## Short task
Reproduce the data exactly.

## Source records
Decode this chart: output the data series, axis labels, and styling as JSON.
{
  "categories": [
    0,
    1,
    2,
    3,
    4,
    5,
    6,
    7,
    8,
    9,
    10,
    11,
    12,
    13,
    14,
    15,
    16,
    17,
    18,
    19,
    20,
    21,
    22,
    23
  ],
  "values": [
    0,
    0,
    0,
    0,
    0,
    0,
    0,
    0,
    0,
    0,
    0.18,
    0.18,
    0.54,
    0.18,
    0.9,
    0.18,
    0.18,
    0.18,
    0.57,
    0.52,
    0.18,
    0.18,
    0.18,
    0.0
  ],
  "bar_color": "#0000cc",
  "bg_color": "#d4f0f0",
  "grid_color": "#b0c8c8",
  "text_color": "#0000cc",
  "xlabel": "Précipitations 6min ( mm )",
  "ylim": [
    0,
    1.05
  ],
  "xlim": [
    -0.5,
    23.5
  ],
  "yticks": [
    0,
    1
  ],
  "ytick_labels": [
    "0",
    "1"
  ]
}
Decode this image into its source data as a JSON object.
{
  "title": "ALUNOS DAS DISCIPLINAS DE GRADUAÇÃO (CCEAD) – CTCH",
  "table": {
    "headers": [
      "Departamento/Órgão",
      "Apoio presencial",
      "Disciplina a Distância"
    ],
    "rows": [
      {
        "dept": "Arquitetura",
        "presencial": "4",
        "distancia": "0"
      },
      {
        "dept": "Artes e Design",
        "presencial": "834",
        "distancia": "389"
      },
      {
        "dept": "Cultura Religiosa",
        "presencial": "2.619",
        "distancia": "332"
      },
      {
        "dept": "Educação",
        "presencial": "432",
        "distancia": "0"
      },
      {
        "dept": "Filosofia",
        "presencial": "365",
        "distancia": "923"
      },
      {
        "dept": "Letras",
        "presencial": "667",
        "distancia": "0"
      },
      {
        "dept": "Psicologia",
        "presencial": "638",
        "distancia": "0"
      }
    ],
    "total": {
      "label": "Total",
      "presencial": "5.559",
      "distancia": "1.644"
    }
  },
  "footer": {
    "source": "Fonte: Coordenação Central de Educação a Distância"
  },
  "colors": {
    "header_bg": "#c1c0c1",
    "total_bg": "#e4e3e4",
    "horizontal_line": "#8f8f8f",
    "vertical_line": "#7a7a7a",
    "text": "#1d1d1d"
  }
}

## The completed task
Decode this chart: output the data series, axis labels, and styling as JSON.
{
  "categories": [
    0,
    1,
    2,
    3,
    4,
    5,
    6,
    7,
    8,
    9,
    10,
    11,
    12,
    13,
    14,
    15,
    16,
    17,
    18,
    19,
    20,
    21,
    22,
    23
  ],
  "values": [
    0,
    0,
    0,
    0,
    0,
    0,
    0,
    0,
    0,
    0,
    0.18,
    0.18,
    0.54,
    0.18,
    0.9,
    0.18,
    0.18,
    0.18,
    0.57,
    0.52,
    0.18,
    0.18,
    0.18,
    0.0
  ],
  "bar_color": "#0000cc",
  "bg_color": "#d4f0f0",
  "grid_color": "#b0c8c8",
  "text_color": "#0000cc",
  "xlabel": "Précipitations 6min ( mm )",
  "ylim": [
    0,
    1.05
  ],
  "xlim": [
    -0.5,
    23.5
  ],
  "yticks": [
    0,
    1
  ],
  "ytick_labels": [
    "0",
    "1"
  ]
}
Decode this image into its source data as a JSON object.
{
  "title": "ALUNOS DAS DISCIPLINAS DE GRADUAÇÃO (CCEAD) – CTCH",
  "table": {
    "headers": [
      "Departamento/Órgão",
      "Apoio presencial",
      "Disciplina a Distância"
    ],
    "rows": [
      {
        "dept": "Arquitetura",
        "presencial": "4",
        "distancia": "0"
      },
      {
        "dept": "Artes e Design",
        "presencial": "834",
        "distancia": "389"
      },
      {
        "dept": "Cultura Religiosa",
        "presencial": "2.619",
        "distancia": "332"
      },
      {
        "dept": "Educação",
        "presencial": "432",
        "distancia": "0"
      },
      {
        "dept": "Filosofia",
        "presencial": "365",
        "distancia": "923"
      },
      {
        "dept": "Letras",
        "presencial": "667",
        "distancia": "0"
      },
      {
        "dept": "Psicologia",
        "presencial": "638",
        "distancia": "0"
      }
    ],
    "total": {
      "label": "Total",
      "presencial": "5.559",
      "distancia": "1.644"
    }
  },
  "footer": {
    "source": "Fonte: Coordenação Central de Educação a Distância"
  },
  "colors": {
    "header_bg": "#c1c0c1",
    "total_bg": "#e4e3e4",
    "horizontal_line": "#8f8f8f",
    "vertical_line": "#7a7a7a",
    "text": "#1d1d1d"
  }
}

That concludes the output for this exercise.